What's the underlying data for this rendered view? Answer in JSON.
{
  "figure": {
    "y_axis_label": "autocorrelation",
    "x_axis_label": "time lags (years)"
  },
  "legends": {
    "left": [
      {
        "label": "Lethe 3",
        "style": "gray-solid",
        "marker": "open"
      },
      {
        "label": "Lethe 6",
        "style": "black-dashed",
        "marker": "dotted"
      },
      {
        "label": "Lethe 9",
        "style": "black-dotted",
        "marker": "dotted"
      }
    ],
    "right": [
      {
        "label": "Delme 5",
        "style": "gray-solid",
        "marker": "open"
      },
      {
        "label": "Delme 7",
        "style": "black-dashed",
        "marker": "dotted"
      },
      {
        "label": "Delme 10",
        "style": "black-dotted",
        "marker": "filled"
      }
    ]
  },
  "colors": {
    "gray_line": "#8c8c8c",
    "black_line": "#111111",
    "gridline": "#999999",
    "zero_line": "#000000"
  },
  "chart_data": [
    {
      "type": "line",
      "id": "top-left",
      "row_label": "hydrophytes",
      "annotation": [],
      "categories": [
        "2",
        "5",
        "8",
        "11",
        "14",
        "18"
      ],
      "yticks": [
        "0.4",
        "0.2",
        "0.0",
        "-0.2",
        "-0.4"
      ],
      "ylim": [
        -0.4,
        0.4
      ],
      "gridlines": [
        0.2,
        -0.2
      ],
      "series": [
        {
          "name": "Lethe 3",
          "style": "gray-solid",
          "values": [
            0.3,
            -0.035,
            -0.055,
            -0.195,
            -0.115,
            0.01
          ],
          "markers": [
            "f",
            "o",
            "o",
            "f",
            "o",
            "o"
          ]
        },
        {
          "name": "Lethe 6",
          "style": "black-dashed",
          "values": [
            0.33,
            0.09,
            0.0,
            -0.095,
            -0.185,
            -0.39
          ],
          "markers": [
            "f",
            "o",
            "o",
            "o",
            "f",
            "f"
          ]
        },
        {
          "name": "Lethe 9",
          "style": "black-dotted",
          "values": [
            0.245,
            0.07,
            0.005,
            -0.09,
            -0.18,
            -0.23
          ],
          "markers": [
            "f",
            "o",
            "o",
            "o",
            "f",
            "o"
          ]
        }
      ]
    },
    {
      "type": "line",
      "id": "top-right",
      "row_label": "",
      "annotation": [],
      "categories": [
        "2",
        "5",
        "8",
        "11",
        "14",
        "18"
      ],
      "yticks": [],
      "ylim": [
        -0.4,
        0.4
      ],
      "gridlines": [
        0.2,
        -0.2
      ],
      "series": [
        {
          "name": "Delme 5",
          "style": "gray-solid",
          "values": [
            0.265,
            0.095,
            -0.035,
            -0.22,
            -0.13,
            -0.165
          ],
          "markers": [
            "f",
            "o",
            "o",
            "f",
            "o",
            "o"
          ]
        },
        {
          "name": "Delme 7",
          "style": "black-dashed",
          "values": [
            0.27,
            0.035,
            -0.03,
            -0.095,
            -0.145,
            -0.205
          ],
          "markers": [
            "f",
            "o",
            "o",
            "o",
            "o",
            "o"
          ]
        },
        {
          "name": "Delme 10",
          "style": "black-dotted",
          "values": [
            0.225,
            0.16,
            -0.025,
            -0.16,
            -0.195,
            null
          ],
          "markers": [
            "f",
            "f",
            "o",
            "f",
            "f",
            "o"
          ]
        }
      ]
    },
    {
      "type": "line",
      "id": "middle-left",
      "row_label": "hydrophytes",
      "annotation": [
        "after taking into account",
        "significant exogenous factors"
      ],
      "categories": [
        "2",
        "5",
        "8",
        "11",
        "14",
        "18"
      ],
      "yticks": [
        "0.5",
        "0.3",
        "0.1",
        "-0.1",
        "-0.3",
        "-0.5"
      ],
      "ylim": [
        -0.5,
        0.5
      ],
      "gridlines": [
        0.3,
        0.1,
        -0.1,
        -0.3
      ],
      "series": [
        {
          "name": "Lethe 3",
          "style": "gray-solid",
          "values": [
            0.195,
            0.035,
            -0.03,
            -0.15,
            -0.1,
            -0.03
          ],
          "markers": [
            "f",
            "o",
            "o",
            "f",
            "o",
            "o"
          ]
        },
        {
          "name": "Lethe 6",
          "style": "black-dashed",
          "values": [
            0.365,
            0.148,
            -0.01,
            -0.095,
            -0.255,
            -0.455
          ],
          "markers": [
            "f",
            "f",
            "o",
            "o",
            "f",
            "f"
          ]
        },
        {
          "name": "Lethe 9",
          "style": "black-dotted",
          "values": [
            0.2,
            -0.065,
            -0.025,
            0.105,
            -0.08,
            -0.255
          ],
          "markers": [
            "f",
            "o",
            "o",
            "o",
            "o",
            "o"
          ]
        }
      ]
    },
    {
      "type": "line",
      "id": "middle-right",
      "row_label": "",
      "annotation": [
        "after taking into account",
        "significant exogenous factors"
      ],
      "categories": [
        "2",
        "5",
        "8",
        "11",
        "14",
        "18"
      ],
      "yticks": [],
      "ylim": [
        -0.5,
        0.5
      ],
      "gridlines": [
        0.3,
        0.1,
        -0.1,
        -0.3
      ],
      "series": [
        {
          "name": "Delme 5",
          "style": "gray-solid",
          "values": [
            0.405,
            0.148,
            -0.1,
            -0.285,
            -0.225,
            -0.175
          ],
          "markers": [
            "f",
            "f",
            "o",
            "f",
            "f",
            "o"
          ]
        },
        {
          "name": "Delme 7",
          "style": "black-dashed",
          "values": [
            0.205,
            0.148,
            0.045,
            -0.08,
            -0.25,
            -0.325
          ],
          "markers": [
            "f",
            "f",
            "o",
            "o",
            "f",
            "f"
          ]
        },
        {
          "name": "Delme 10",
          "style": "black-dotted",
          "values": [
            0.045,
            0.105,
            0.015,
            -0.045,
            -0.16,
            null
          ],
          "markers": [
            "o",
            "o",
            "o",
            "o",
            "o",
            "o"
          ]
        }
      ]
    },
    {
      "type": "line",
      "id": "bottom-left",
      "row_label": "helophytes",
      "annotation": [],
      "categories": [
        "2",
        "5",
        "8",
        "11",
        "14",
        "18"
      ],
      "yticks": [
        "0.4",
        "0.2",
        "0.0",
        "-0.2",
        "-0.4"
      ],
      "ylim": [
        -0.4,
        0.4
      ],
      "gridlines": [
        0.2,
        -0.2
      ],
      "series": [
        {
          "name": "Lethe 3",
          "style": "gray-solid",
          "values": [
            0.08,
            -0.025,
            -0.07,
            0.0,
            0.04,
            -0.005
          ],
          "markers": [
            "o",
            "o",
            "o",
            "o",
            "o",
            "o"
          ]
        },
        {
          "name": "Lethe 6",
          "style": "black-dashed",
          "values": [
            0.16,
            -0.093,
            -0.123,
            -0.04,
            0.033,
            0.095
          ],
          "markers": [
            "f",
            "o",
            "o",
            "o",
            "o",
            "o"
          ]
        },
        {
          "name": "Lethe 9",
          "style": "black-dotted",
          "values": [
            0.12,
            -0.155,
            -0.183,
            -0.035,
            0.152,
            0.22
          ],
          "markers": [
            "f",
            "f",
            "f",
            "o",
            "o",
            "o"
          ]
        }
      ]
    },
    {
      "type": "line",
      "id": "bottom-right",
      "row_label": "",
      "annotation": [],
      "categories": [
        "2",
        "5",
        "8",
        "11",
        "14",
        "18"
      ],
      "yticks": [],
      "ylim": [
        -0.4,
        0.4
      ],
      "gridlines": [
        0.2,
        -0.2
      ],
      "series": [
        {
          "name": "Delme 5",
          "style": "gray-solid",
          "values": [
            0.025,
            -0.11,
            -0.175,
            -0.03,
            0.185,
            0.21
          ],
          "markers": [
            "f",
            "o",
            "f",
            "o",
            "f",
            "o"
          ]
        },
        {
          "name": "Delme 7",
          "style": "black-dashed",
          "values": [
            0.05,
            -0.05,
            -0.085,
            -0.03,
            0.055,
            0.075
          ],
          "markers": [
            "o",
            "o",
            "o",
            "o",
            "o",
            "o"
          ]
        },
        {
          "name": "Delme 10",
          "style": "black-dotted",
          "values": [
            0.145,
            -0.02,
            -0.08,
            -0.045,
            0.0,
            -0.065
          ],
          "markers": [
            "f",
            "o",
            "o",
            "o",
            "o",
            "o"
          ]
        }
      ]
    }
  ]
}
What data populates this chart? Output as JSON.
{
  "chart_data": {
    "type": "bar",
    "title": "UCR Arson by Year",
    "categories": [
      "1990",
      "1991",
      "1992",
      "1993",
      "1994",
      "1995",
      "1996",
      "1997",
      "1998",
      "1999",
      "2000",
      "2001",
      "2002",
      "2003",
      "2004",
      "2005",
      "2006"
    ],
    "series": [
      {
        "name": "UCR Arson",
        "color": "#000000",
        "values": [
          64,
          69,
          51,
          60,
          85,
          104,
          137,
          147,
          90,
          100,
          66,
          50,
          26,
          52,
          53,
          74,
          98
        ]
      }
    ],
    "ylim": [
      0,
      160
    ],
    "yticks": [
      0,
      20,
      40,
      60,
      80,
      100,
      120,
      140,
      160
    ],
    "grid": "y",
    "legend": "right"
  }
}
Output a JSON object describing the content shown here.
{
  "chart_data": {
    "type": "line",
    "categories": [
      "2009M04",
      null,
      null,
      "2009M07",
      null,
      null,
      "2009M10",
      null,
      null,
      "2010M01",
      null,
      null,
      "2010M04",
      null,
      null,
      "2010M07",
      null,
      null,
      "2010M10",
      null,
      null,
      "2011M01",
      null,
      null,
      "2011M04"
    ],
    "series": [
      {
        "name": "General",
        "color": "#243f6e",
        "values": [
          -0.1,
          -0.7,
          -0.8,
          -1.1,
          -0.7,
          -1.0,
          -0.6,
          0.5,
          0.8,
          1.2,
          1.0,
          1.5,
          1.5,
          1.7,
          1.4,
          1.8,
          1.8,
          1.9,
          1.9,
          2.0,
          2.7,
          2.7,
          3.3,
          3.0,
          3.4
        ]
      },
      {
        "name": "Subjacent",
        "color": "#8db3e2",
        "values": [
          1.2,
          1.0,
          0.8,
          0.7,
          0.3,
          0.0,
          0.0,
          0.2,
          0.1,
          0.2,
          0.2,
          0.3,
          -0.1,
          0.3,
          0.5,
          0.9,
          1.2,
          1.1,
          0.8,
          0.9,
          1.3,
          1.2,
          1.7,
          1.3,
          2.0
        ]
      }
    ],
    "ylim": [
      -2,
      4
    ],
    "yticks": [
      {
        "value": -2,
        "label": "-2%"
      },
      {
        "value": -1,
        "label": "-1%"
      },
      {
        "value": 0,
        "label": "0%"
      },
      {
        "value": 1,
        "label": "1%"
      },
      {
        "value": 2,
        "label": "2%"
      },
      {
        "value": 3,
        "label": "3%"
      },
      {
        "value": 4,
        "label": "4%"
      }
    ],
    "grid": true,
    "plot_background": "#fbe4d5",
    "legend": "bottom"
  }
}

= TASK DESCRIPTION =
Look over the listing. Pull out every line with the string "JSON" in it.

= IN RESPONSE =
What's the underlying data for this rendered view? Answer in JSON.
What data populates this chart? Output as JSON.
Output a JSON object describing the content shown here.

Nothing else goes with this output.